- [DATA TO PROCESS]:
-- start --

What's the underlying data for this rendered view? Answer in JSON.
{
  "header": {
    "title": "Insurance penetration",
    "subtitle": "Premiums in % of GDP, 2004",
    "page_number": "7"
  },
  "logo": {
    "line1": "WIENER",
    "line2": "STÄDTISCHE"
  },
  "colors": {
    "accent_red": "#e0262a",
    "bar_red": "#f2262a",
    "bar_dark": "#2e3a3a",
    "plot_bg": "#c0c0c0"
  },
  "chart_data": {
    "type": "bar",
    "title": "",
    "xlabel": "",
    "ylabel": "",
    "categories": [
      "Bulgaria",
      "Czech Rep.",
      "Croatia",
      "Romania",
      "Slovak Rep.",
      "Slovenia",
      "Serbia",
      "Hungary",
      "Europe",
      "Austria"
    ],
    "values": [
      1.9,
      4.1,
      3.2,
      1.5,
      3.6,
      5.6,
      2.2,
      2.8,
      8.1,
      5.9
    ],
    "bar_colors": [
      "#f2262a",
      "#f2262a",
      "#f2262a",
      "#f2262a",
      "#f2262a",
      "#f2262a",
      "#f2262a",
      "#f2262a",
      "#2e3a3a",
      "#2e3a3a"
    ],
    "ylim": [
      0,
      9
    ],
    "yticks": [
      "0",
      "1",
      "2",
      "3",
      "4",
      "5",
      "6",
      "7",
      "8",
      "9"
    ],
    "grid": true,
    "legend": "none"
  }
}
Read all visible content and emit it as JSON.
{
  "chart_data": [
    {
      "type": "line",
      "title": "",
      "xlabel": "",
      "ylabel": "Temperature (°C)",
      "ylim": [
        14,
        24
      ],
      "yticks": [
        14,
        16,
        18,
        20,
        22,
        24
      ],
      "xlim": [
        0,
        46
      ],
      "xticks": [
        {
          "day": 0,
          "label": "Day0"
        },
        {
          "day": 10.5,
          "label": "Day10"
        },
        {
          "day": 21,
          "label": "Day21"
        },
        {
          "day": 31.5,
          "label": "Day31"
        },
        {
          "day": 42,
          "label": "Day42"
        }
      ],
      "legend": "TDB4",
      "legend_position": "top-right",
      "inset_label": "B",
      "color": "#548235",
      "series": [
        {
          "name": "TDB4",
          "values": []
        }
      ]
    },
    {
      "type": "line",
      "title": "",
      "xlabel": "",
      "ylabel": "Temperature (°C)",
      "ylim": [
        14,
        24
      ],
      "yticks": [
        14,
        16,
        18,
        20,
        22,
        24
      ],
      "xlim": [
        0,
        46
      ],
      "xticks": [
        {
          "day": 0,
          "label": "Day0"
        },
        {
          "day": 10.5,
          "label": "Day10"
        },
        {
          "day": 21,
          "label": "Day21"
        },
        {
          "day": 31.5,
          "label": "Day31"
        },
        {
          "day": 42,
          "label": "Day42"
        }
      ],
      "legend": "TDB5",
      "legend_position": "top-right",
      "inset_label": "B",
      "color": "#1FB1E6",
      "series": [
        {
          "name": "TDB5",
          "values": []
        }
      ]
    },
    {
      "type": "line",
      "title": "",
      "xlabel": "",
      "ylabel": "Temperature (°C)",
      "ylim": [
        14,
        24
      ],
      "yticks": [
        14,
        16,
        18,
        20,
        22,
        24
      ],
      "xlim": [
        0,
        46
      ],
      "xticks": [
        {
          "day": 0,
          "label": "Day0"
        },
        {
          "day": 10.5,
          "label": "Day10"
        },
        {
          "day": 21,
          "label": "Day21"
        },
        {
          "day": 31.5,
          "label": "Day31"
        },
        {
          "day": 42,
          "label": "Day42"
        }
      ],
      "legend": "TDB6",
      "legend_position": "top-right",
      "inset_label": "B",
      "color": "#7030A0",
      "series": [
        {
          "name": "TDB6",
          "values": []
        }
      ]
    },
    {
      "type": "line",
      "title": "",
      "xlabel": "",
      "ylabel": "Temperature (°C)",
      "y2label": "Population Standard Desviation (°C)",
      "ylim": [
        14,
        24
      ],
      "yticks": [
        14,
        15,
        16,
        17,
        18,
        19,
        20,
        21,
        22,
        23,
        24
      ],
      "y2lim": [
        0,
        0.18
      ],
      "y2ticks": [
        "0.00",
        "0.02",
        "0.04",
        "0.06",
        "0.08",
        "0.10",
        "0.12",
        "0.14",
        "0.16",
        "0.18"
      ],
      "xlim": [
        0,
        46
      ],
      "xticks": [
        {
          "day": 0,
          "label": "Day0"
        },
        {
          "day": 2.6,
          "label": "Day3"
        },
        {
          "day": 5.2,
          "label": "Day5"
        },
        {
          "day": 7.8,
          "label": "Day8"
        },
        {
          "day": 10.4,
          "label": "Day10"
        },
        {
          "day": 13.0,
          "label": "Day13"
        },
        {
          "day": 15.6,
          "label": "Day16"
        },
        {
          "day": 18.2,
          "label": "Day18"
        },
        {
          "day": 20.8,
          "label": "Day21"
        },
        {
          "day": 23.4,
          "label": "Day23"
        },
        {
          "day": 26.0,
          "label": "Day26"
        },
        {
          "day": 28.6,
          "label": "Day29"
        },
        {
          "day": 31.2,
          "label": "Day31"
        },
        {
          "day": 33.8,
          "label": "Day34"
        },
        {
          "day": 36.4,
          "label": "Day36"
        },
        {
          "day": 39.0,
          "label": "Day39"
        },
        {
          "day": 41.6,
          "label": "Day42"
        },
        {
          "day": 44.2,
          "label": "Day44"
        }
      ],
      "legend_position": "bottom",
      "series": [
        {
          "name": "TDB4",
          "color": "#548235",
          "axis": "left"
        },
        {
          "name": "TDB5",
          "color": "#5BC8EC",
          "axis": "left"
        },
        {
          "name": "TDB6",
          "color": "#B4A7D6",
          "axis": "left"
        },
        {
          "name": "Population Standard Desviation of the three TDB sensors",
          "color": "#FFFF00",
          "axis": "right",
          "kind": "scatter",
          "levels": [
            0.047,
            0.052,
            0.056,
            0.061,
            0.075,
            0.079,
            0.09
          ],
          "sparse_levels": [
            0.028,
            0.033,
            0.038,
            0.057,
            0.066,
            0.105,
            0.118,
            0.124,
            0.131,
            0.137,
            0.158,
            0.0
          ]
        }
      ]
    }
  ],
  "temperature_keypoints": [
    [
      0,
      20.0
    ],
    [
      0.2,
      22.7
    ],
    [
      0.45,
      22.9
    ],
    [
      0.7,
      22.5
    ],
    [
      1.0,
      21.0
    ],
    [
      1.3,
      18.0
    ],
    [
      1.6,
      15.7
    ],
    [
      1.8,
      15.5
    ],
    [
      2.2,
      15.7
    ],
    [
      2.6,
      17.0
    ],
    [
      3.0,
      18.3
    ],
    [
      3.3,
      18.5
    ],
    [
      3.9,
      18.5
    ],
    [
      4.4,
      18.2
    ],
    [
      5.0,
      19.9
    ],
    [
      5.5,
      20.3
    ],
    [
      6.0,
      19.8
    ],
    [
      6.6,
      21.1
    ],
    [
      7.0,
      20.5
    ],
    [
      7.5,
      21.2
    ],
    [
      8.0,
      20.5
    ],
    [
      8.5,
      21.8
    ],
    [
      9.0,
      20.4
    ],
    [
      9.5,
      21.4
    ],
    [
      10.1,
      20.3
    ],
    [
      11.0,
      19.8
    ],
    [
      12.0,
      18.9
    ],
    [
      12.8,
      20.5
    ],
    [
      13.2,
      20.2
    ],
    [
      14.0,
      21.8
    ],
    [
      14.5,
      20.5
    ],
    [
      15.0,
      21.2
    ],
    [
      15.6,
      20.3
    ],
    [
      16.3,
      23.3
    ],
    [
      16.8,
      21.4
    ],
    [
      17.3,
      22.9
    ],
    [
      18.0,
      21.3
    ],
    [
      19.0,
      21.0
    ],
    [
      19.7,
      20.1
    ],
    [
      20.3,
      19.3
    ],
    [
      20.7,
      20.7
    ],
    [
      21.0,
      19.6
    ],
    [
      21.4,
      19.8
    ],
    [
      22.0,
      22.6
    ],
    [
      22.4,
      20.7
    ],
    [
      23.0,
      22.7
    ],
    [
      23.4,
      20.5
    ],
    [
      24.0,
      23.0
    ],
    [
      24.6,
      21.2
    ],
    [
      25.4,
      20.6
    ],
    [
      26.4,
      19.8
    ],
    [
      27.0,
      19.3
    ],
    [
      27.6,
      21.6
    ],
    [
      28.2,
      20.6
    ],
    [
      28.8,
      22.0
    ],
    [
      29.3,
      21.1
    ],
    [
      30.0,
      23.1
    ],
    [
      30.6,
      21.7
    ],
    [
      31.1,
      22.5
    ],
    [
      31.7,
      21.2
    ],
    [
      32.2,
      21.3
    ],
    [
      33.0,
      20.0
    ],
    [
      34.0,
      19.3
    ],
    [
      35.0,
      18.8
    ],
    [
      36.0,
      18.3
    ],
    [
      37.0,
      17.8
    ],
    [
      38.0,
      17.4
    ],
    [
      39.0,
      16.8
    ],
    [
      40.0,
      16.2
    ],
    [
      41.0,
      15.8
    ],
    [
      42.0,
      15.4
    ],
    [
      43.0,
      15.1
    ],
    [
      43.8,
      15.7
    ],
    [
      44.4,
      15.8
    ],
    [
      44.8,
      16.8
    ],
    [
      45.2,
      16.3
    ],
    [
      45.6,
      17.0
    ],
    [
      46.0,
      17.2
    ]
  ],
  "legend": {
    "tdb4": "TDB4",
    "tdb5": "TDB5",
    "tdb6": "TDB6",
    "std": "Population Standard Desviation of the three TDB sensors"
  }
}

-- end --

Each line that holds the word "Population" is to be copied.

- [WRITTEN SOLUTION]:
      "y2label": "Population Standard Desviation (°C)",
          "name": "Population Standard Desviation of the three TDB sensors",
    "std": "Population Standard Desviation of the three TDB sensors"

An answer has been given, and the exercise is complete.